** WORK TO DO **
Below are some records; return each one exactly.

[Start of DATASET EXCERPTS]

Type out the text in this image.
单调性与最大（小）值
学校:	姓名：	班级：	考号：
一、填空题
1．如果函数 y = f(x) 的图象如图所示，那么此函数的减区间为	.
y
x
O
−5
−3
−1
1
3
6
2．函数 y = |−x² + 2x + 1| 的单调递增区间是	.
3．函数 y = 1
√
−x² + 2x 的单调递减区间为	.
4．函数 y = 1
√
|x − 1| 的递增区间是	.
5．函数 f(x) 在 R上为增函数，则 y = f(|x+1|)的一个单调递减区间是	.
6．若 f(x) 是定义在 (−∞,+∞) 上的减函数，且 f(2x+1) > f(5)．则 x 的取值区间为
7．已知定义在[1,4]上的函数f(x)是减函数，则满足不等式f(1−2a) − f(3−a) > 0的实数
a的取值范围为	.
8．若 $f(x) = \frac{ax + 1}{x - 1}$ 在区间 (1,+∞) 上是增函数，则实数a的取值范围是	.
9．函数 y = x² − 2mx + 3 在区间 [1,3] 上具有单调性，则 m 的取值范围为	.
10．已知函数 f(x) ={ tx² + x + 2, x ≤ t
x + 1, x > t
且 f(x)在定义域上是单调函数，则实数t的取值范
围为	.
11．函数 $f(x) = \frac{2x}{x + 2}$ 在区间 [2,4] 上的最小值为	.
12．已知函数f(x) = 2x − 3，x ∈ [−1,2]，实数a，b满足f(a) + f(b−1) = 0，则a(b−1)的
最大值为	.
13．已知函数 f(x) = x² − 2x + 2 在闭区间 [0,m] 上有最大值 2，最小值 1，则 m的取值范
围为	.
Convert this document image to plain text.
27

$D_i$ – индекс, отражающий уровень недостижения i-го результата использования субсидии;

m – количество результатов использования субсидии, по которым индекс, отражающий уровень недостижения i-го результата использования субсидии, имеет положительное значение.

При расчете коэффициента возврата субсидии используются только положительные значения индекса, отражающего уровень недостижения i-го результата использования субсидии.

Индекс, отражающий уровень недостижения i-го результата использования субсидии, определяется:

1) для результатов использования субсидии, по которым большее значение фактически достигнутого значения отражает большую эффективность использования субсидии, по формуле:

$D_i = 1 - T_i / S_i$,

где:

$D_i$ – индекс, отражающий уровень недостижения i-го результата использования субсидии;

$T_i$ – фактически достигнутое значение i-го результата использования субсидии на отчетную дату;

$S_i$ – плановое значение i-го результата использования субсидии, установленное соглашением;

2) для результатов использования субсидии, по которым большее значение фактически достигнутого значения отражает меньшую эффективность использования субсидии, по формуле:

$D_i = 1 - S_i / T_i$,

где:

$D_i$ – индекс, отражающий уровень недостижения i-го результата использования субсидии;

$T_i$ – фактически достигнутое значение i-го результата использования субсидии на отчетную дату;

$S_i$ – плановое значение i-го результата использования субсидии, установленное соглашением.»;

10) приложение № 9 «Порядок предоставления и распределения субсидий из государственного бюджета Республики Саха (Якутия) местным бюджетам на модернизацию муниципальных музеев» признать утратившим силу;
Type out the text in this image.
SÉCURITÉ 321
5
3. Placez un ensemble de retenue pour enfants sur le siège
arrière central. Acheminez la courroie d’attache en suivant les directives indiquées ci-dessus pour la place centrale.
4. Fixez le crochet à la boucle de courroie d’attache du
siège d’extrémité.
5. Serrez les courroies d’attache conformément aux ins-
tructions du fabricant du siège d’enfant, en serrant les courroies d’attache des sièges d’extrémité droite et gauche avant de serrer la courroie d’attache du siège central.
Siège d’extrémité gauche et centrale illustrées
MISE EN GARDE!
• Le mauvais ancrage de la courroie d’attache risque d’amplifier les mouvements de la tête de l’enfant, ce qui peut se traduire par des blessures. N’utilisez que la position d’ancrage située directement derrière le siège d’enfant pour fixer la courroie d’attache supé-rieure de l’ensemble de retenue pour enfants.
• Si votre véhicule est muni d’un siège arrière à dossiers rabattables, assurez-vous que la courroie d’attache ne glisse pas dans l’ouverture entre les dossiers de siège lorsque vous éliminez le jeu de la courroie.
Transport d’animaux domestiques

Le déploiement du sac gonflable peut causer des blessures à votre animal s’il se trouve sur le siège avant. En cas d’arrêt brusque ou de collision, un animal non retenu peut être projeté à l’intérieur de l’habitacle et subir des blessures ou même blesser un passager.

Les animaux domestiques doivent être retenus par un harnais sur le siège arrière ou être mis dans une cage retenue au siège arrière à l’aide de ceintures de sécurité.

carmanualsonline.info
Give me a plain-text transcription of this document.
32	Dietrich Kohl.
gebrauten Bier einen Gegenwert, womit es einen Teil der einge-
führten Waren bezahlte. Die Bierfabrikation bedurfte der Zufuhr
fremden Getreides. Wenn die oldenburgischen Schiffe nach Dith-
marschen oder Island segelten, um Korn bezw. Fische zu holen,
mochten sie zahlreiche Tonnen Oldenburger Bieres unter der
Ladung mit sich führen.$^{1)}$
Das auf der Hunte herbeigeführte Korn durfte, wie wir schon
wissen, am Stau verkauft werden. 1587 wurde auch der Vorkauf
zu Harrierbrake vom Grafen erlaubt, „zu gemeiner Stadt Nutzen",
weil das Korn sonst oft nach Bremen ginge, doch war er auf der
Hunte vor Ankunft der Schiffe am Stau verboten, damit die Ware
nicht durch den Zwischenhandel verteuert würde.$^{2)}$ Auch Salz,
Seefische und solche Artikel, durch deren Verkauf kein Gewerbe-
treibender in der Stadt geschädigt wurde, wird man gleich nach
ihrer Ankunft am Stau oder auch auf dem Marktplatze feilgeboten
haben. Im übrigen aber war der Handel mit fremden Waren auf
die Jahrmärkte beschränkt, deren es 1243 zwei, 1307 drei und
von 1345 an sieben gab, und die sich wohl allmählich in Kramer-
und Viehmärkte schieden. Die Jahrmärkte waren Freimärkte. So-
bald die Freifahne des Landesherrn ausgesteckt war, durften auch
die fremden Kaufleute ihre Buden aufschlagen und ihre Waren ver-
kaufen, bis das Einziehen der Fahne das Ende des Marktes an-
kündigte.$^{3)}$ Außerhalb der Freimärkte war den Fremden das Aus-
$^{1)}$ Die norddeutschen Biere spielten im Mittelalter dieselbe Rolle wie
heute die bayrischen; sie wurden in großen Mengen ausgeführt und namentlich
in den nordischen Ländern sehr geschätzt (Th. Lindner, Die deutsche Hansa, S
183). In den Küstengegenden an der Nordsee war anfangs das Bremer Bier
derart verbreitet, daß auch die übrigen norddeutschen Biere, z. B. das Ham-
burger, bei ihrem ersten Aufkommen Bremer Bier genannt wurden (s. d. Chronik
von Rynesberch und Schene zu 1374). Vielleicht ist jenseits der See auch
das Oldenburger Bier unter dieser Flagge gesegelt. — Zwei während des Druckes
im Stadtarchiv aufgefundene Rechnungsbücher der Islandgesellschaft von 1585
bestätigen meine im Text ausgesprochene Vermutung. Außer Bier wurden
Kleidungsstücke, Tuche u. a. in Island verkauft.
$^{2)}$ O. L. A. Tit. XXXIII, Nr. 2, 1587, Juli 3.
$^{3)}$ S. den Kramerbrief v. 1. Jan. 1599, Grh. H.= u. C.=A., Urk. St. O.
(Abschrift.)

[End of DATASET EXCERPTS]

** RESULT BELOW **
Type out the text in this image.
单调性与最大（小）值
学校:	姓名：	班级：	考号：
一、填空题
1．如果函数 y = f(x) 的图象如图所示，那么此函数的减区间为	.
y
x
O
−5
−3
−1
1
3
6
2．函数 y = |−x² + 2x + 1| 的单调递增区间是	.
3．函数 y = 1
√
−x² + 2x 的单调递减区间为	.
4．函数 y = 1
√
|x − 1| 的递增区间是	.
5．函数 f(x) 在 R上为增函数，则 y = f(|x+1|)的一个单调递减区间是	.
6．若 f(x) 是定义在 (−∞,+∞) 上的减函数，且 f(2x+1) > f(5)．则 x 的取值区间为
7．已知定义在[1,4]上的函数f(x)是减函数，则满足不等式f(1−2a) − f(3−a) > 0的实数
a的取值范围为	.
8．若 $f(x) = \frac{ax + 1}{x - 1}$ 在区间 (1,+∞) 上是增函数，则实数a的取值范围是	.
9．函数 y = x² − 2mx + 3 在区间 [1,3] 上具有单调性，则 m 的取值范围为	.
10．已知函数 f(x) ={ tx² + x + 2, x ≤ t
x + 1, x > t
且 f(x)在定义域上是单调函数，则实数t的取值范
围为	.
11．函数 $f(x) = \frac{2x}{x + 2}$ 在区间 [2,4] 上的最小值为	.
12．已知函数f(x) = 2x − 3，x ∈ [−1,2]，实数a，b满足f(a) + f(b−1) = 0，则a(b−1)的
最大值为	.
13．已知函数 f(x) = x² − 2x + 2 在闭区间 [0,m] 上有最大值 2，最小值 1，则 m的取值范
围为	.
Convert this document image to plain text.
27

$D_i$ – индекс, отражающий уровень недостижения i-го результата использования субсидии;

m – количество результатов использования субсидии, по которым индекс, отражающий уровень недостижения i-го результата использования субсидии, имеет положительное значение.

При расчете коэффициента возврата субсидии используются только положительные значения индекса, отражающего уровень недостижения i-го результата использования субсидии.

Индекс, отражающий уровень недостижения i-го результата использования субсидии, определяется:

1) для результатов использования субсидии, по которым большее значение фактически достигнутого значения отражает большую эффективность использования субсидии, по формуле:

$D_i = 1 - T_i / S_i$,

где:

$D_i$ – индекс, отражающий уровень недостижения i-го результата использования субсидии;

$T_i$ – фактически достигнутое значение i-го результата использования субсидии на отчетную дату;

$S_i$ – плановое значение i-го результата использования субсидии, установленное соглашением;

2) для результатов использования субсидии, по которым большее значение фактически достигнутого значения отражает меньшую эффективность использования субсидии, по формуле:

$D_i = 1 - S_i / T_i$,

где:

$D_i$ – индекс, отражающий уровень недостижения i-го результата использования субсидии;

$T_i$ – фактически достигнутое значение i-го результата использования субсидии на отчетную дату;

$S_i$ – плановое значение i-го результата использования субсидии, установленное соглашением.»;

10) приложение № 9 «Порядок предоставления и распределения субсидий из государственного бюджета Республики Саха (Якутия) местным бюджетам на модернизацию муниципальных музеев» признать утратившим силу;
Type out the text in this image.
SÉCURITÉ 321
5
3. Placez un ensemble de retenue pour enfants sur le siège
arrière central. Acheminez la courroie d’attache en suivant les directives indiquées ci-dessus pour la place centrale.
4. Fixez le crochet à la boucle de courroie d’attache du
siège d’extrémité.
5. Serrez les courroies d’attache conformément aux ins-
tructions du fabricant du siège d’enfant, en serrant les courroies d’attache des sièges d’extrémité droite et gauche avant de serrer la courroie d’attache du siège central.
Siège d’extrémité gauche et centrale illustrées
MISE EN GARDE!
• Le mauvais ancrage de la courroie d’attache risque d’amplifier les mouvements de la tête de l’enfant, ce qui peut se traduire par des blessures. N’utilisez que la position d’ancrage située directement derrière le siège d’enfant pour fixer la courroie d’attache supé-rieure de l’ensemble de retenue pour enfants.
• Si votre véhicule est muni d’un siège arrière à dossiers rabattables, assurez-vous que la courroie d’attache ne glisse pas dans l’ouverture entre les dossiers de siège lorsque vous éliminez le jeu de la courroie.
Transport d’animaux domestiques

Le déploiement du sac gonflable peut causer des blessures à votre animal s’il se trouve sur le siège avant. En cas d’arrêt brusque ou de collision, un animal non retenu peut être projeté à l’intérieur de l’habitacle et subir des blessures ou même blesser un passager.

Les animaux domestiques doivent être retenus par un harnais sur le siège arrière ou être mis dans une cage retenue au siège arrière à l’aide de ceintures de sécurité.

carmanualsonline.info
Give me a plain-text transcription of this document.
32	Dietrich Kohl.
gebrauten Bier einen Gegenwert, womit es einen Teil der einge-
führten Waren bezahlte. Die Bierfabrikation bedurfte der Zufuhr
fremden Getreides. Wenn die oldenburgischen Schiffe nach Dith-
marschen oder Island segelten, um Korn bezw. Fische zu holen,
mochten sie zahlreiche Tonnen Oldenburger Bieres unter der
Ladung mit sich führen.$^{1)}$
Das auf der Hunte herbeigeführte Korn durfte, wie wir schon
wissen, am Stau verkauft werden. 1587 wurde auch der Vorkauf
zu Harrierbrake vom Grafen erlaubt, „zu gemeiner Stadt Nutzen",
weil das Korn sonst oft nach Bremen ginge, doch war er auf der
Hunte vor Ankunft der Schiffe am Stau verboten, damit die Ware
nicht durch den Zwischenhandel verteuert würde.$^{2)}$ Auch Salz,
Seefische und solche Artikel, durch deren Verkauf kein Gewerbe-
treibender in der Stadt geschädigt wurde, wird man gleich nach
ihrer Ankunft am Stau oder auch auf dem Marktplatze feilgeboten
haben. Im übrigen aber war der Handel mit fremden Waren auf
die Jahrmärkte beschränkt, deren es 1243 zwei, 1307 drei und
von 1345 an sieben gab, und die sich wohl allmählich in Kramer-
und Viehmärkte schieden. Die Jahrmärkte waren Freimärkte. So-
bald die Freifahne des Landesherrn ausgesteckt war, durften auch
die fremden Kaufleute ihre Buden aufschlagen und ihre Waren ver-
kaufen, bis das Einziehen der Fahne das Ende des Marktes an-
kündigte.$^{3)}$ Außerhalb der Freimärkte war den Fremden das Aus-
$^{1)}$ Die norddeutschen Biere spielten im Mittelalter dieselbe Rolle wie
heute die bayrischen; sie wurden in großen Mengen ausgeführt und namentlich
in den nordischen Ländern sehr geschätzt (Th. Lindner, Die deutsche Hansa, S
183). In den Küstengegenden an der Nordsee war anfangs das Bremer Bier
derart verbreitet, daß auch die übrigen norddeutschen Biere, z. B. das Ham-
burger, bei ihrem ersten Aufkommen Bremer Bier genannt wurden (s. d. Chronik
von Rynesberch und Schene zu 1374). Vielleicht ist jenseits der See auch
das Oldenburger Bier unter dieser Flagge gesegelt. — Zwei während des Druckes
im Stadtarchiv aufgefundene Rechnungsbücher der Islandgesellschaft von 1585
bestätigen meine im Text ausgesprochene Vermutung. Außer Bier wurden
Kleidungsstücke, Tuche u. a. in Island verkauft.
$^{2)}$ O. L. A. Tit. XXXIII, Nr. 2, 1587, Juli 3.
$^{3)}$ S. den Kramerbrief v. 1. Jan. 1599, Grh. H.= u. C.=A., Urk. St. O.
(Abschrift.)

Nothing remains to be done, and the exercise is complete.